• [WHAT YOU SHOULD DO]:
Below are some records; return each one exactly.

..........

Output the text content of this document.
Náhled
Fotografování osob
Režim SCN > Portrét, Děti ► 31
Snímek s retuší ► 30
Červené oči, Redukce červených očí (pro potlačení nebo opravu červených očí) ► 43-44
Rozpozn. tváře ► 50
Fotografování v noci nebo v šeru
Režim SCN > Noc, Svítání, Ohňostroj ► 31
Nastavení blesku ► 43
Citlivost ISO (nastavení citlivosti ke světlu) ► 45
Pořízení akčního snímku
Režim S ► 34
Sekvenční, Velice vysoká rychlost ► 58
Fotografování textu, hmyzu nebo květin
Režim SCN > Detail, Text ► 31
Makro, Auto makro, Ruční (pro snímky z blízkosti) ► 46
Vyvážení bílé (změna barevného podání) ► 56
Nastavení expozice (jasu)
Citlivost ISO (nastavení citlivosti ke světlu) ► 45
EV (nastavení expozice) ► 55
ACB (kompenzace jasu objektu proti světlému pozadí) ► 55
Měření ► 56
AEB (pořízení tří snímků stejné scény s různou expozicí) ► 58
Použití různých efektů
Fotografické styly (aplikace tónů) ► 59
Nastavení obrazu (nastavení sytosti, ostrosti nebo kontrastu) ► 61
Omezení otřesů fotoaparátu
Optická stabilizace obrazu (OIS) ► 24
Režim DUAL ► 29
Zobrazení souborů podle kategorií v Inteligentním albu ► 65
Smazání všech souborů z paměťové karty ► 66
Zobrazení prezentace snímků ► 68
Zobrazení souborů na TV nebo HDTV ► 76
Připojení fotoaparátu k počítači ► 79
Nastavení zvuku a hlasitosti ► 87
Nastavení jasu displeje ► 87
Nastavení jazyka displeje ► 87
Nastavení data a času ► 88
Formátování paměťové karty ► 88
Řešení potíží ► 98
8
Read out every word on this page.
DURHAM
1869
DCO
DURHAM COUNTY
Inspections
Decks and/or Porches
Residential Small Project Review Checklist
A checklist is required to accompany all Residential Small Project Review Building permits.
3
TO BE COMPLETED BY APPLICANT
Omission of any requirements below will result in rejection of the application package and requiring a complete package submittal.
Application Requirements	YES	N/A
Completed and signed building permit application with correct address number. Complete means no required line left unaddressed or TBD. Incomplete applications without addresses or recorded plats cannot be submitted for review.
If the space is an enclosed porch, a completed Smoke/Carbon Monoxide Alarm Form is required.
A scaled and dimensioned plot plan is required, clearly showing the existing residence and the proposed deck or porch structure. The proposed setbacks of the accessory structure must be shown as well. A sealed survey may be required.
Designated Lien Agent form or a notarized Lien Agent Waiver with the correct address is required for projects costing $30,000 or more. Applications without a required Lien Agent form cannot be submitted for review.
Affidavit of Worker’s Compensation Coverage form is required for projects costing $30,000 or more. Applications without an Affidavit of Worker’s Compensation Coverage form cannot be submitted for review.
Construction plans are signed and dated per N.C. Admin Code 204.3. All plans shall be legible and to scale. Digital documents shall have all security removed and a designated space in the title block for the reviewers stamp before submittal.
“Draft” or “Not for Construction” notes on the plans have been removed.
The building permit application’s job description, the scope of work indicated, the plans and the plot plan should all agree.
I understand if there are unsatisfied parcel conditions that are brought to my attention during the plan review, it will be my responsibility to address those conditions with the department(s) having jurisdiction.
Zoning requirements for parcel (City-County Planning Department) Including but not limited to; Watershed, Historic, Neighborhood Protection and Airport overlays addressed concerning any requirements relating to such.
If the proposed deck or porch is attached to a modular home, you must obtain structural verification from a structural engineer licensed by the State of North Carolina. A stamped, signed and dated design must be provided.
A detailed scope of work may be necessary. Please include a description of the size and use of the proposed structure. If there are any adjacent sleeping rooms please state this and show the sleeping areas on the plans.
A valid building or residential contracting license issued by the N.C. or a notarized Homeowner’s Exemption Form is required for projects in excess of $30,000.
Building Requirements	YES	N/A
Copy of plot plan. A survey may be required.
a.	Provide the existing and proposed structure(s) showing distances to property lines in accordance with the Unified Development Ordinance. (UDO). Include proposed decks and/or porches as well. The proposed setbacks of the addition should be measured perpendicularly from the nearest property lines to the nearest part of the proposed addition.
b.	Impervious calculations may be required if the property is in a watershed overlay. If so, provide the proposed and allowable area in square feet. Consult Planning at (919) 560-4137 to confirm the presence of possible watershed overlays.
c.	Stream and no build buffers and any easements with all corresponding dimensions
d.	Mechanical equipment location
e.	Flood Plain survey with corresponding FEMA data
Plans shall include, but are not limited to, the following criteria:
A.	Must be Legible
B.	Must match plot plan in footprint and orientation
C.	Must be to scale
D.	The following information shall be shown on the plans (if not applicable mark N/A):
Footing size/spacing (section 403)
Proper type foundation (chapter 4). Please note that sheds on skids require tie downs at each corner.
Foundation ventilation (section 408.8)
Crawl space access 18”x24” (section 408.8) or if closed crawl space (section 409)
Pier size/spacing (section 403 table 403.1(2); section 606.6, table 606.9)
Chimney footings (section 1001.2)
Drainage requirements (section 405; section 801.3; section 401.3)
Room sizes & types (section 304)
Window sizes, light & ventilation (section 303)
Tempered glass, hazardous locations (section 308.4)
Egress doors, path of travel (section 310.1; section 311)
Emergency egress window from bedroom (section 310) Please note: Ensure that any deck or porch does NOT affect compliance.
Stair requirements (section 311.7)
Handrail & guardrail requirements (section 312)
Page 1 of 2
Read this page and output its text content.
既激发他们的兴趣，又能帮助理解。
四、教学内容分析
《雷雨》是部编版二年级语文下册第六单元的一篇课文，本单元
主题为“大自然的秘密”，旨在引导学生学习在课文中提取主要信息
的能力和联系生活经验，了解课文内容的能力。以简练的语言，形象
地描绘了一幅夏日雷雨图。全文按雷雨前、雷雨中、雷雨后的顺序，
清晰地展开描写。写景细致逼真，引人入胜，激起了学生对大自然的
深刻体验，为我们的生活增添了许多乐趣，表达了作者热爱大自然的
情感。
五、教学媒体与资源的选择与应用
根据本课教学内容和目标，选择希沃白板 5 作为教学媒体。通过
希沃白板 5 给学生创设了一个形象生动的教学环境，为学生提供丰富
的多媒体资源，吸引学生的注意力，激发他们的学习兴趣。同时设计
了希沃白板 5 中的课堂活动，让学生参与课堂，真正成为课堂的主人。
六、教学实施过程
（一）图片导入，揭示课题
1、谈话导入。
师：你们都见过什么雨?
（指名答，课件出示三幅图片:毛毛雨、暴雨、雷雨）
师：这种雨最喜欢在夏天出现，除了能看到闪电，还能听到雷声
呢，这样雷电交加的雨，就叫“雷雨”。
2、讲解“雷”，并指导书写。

..........

• [FINISHED EXERCISE]:
Output the text content of this document.
Náhled
Fotografování osob
Režim SCN > Portrét, Děti ► 31
Snímek s retuší ► 30
Červené oči, Redukce červených očí (pro potlačení nebo opravu červených očí) ► 43-44
Rozpozn. tváře ► 50
Fotografování v noci nebo v šeru
Režim SCN > Noc, Svítání, Ohňostroj ► 31
Nastavení blesku ► 43
Citlivost ISO (nastavení citlivosti ke světlu) ► 45
Pořízení akčního snímku
Režim S ► 34
Sekvenční, Velice vysoká rychlost ► 58
Fotografování textu, hmyzu nebo květin
Režim SCN > Detail, Text ► 31
Makro, Auto makro, Ruční (pro snímky z blízkosti) ► 46
Vyvážení bílé (změna barevného podání) ► 56
Nastavení expozice (jasu)
Citlivost ISO (nastavení citlivosti ke světlu) ► 45
EV (nastavení expozice) ► 55
ACB (kompenzace jasu objektu proti světlému pozadí) ► 55
Měření ► 56
AEB (pořízení tří snímků stejné scény s různou expozicí) ► 58
Použití různých efektů
Fotografické styly (aplikace tónů) ► 59
Nastavení obrazu (nastavení sytosti, ostrosti nebo kontrastu) ► 61
Omezení otřesů fotoaparátu
Optická stabilizace obrazu (OIS) ► 24
Režim DUAL ► 29
Zobrazení souborů podle kategorií v Inteligentním albu ► 65
Smazání všech souborů z paměťové karty ► 66
Zobrazení prezentace snímků ► 68
Zobrazení souborů na TV nebo HDTV ► 76
Připojení fotoaparátu k počítači ► 79
Nastavení zvuku a hlasitosti ► 87
Nastavení jasu displeje ► 87
Nastavení jazyka displeje ► 87
Nastavení data a času ► 88
Formátování paměťové karty ► 88
Řešení potíží ► 98
8
Read out every word on this page.
DURHAM
1869
DCO
DURHAM COUNTY
Inspections
Decks and/or Porches
Residential Small Project Review Checklist
A checklist is required to accompany all Residential Small Project Review Building permits.
3
TO BE COMPLETED BY APPLICANT
Omission of any requirements below will result in rejection of the application package and requiring a complete package submittal.
Application Requirements	YES	N/A
Completed and signed building permit application with correct address number. Complete means no required line left unaddressed or TBD. Incomplete applications without addresses or recorded plats cannot be submitted for review.
If the space is an enclosed porch, a completed Smoke/Carbon Monoxide Alarm Form is required.
A scaled and dimensioned plot plan is required, clearly showing the existing residence and the proposed deck or porch structure. The proposed setbacks of the accessory structure must be shown as well. A sealed survey may be required.
Designated Lien Agent form or a notarized Lien Agent Waiver with the correct address is required for projects costing $30,000 or more. Applications without a required Lien Agent form cannot be submitted for review.
Affidavit of Worker’s Compensation Coverage form is required for projects costing $30,000 or more. Applications without an Affidavit of Worker’s Compensation Coverage form cannot be submitted for review.
Construction plans are signed and dated per N.C. Admin Code 204.3. All plans shall be legible and to scale. Digital documents shall have all security removed and a designated space in the title block for the reviewers stamp before submittal.
“Draft” or “Not for Construction” notes on the plans have been removed.
The building permit application’s job description, the scope of work indicated, the plans and the plot plan should all agree.
I understand if there are unsatisfied parcel conditions that are brought to my attention during the plan review, it will be my responsibility to address those conditions with the department(s) having jurisdiction.
Zoning requirements for parcel (City-County Planning Department) Including but not limited to; Watershed, Historic, Neighborhood Protection and Airport overlays addressed concerning any requirements relating to such.
If the proposed deck or porch is attached to a modular home, you must obtain structural verification from a structural engineer licensed by the State of North Carolina. A stamped, signed and dated design must be provided.
A detailed scope of work may be necessary. Please include a description of the size and use of the proposed structure. If there are any adjacent sleeping rooms please state this and show the sleeping areas on the plans.
A valid building or residential contracting license issued by the N.C. or a notarized Homeowner’s Exemption Form is required for projects in excess of $30,000.
Building Requirements	YES	N/A
Copy of plot plan. A survey may be required.
a.	Provide the existing and proposed structure(s) showing distances to property lines in accordance with the Unified Development Ordinance. (UDO). Include proposed decks and/or porches as well. The proposed setbacks of the addition should be measured perpendicularly from the nearest property lines to the nearest part of the proposed addition.
b.	Impervious calculations may be required if the property is in a watershed overlay. If so, provide the proposed and allowable area in square feet. Consult Planning at (919) 560-4137 to confirm the presence of possible watershed overlays.
c.	Stream and no build buffers and any easements with all corresponding dimensions
d.	Mechanical equipment location
e.	Flood Plain survey with corresponding FEMA data
Plans shall include, but are not limited to, the following criteria:
A.	Must be Legible
B.	Must match plot plan in footprint and orientation
C.	Must be to scale
D.	The following information shall be shown on the plans (if not applicable mark N/A):
Footing size/spacing (section 403)
Proper type foundation (chapter 4). Please note that sheds on skids require tie downs at each corner.
Foundation ventilation (section 408.8)
Crawl space access 18”x24” (section 408.8) or if closed crawl space (section 409)
Pier size/spacing (section 403 table 403.1(2); section 606.6, table 606.9)
Chimney footings (section 1001.2)
Drainage requirements (section 405; section 801.3; section 401.3)
Room sizes & types (section 304)
Window sizes, light & ventilation (section 303)
Tempered glass, hazardous locations (section 308.4)
Egress doors, path of travel (section 310.1; section 311)
Emergency egress window from bedroom (section 310) Please note: Ensure that any deck or porch does NOT affect compliance.
Stair requirements (section 311.7)
Handrail & guardrail requirements (section 312)
Page 1 of 2
Read this page and output its text content.
既激发他们的兴趣，又能帮助理解。
四、教学内容分析
《雷雨》是部编版二年级语文下册第六单元的一篇课文，本单元
主题为“大自然的秘密”，旨在引导学生学习在课文中提取主要信息
的能力和联系生活经验，了解课文内容的能力。以简练的语言，形象
地描绘了一幅夏日雷雨图。全文按雷雨前、雷雨中、雷雨后的顺序，
清晰地展开描写。写景细致逼真，引人入胜，激起了学生对大自然的
深刻体验，为我们的生活增添了许多乐趣，表达了作者热爱大自然的
情感。
五、教学媒体与资源的选择与应用
根据本课教学内容和目标，选择希沃白板 5 作为教学媒体。通过
希沃白板 5 给学生创设了一个形象生动的教学环境，为学生提供丰富
的多媒体资源，吸引学生的注意力，激发他们的学习兴趣。同时设计
了希沃白板 5 中的课堂活动，让学生参与课堂，真正成为课堂的主人。
六、教学实施过程
（一）图片导入，揭示课题
1、谈话导入。
师：你们都见过什么雨?
（指名答，课件出示三幅图片:毛毛雨、暴雨、雷雨）
师：这种雨最喜欢在夏天出现，除了能看到闪电，还能听到雷声
呢，这样雷电交加的雨，就叫“雷雨”。
2、讲解“雷”，并指导书写。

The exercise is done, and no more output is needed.